- **Goal**
Only a number is required: how many lines of the material contain the word "grid"?

--- start Data records ---

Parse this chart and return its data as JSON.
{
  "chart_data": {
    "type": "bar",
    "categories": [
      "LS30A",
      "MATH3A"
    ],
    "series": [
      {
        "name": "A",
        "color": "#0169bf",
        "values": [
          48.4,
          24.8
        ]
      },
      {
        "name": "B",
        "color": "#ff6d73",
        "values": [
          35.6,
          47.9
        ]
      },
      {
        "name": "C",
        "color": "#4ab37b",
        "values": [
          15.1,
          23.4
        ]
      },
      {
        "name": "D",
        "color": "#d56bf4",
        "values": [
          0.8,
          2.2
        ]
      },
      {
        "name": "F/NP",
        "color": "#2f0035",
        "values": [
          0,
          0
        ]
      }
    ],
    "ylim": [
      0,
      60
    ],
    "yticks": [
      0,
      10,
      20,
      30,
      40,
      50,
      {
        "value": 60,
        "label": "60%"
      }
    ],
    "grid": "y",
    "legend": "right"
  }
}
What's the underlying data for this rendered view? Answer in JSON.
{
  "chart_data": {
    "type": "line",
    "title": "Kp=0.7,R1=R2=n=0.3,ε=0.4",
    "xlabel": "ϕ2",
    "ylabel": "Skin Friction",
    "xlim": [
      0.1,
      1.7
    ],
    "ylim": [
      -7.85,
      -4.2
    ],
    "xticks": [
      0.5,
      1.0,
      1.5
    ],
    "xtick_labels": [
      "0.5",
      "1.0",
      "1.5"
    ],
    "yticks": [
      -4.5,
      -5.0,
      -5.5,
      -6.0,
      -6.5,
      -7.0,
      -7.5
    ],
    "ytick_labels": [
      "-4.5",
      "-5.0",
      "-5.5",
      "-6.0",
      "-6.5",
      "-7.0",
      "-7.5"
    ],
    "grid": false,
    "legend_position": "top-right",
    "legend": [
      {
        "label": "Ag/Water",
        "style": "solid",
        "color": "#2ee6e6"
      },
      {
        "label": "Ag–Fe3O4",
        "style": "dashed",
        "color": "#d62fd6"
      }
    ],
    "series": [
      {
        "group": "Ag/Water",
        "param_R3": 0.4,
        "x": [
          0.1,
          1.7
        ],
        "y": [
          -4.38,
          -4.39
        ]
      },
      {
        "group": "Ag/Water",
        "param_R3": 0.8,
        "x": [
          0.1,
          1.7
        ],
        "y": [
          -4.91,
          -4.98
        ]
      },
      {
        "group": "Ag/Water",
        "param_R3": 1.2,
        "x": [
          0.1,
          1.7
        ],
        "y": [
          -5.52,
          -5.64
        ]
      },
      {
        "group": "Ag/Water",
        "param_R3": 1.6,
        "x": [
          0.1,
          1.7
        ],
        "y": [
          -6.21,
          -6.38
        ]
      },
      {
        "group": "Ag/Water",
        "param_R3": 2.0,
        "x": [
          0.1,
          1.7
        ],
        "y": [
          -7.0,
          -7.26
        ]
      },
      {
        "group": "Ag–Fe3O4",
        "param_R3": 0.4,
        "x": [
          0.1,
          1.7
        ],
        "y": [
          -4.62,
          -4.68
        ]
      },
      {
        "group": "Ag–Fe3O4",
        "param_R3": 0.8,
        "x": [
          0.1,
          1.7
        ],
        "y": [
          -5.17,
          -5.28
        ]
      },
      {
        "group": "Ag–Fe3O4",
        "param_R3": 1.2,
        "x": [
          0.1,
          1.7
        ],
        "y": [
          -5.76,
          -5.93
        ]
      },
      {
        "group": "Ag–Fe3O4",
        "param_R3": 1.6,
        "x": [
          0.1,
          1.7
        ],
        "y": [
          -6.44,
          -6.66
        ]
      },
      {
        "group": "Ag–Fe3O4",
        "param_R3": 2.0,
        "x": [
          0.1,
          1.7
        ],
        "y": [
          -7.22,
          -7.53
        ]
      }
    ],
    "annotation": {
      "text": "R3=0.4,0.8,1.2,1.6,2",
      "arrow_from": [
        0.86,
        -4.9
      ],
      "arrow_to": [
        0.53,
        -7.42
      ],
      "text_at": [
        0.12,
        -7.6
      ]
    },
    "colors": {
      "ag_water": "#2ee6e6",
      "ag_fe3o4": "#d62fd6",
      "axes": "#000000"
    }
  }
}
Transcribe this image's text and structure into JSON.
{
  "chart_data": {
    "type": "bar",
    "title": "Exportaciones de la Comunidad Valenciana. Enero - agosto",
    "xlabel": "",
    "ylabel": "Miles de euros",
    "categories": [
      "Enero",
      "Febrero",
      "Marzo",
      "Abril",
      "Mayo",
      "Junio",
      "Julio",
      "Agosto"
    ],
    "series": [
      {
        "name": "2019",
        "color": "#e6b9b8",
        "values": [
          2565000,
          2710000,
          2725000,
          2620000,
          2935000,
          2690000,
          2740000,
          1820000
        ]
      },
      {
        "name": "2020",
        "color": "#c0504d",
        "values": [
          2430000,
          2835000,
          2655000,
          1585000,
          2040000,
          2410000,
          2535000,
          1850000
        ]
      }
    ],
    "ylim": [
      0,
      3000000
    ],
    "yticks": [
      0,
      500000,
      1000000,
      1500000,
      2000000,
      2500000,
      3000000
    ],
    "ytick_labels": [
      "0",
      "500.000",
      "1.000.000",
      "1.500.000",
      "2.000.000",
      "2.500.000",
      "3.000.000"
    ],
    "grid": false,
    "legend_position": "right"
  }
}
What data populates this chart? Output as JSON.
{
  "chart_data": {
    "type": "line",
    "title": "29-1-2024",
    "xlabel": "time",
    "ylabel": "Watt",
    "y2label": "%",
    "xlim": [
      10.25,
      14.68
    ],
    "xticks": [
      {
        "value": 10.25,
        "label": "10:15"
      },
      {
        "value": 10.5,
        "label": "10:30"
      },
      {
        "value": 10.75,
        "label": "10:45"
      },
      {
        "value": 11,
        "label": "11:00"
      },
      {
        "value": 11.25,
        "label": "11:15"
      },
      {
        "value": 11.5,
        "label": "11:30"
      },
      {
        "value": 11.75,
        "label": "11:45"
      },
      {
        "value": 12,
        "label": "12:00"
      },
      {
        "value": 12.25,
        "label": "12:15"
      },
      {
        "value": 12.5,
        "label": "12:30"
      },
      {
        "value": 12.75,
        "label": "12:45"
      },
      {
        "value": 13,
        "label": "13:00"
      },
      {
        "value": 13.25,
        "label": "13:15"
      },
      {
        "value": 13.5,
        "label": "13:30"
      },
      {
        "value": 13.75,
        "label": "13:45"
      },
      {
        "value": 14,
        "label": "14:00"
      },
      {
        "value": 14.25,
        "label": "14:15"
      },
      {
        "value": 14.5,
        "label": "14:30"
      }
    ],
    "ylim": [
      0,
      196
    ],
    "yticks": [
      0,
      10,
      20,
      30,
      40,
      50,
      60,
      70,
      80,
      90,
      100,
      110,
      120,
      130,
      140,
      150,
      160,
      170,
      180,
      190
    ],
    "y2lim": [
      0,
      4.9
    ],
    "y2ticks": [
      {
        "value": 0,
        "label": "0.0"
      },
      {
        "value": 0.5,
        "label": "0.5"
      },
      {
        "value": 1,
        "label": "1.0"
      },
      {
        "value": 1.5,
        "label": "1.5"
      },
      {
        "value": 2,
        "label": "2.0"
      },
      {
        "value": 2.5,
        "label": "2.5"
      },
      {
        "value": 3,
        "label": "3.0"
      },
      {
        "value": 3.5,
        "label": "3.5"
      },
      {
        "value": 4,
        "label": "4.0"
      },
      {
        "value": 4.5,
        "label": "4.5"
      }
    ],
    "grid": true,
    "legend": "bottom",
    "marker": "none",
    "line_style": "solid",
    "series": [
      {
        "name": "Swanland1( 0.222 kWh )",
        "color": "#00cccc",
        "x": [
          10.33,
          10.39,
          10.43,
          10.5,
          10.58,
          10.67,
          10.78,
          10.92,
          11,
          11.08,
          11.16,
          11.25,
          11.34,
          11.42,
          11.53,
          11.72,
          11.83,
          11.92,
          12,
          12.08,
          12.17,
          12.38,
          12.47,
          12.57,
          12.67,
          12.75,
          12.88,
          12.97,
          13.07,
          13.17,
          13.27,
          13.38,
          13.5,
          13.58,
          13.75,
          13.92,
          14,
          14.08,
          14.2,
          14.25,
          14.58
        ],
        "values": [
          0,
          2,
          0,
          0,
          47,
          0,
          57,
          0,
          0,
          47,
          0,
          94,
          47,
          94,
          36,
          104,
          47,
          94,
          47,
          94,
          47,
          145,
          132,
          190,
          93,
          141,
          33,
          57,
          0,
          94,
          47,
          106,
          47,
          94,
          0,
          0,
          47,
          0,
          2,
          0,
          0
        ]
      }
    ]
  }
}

--- end Data records ---

- **Written response**
4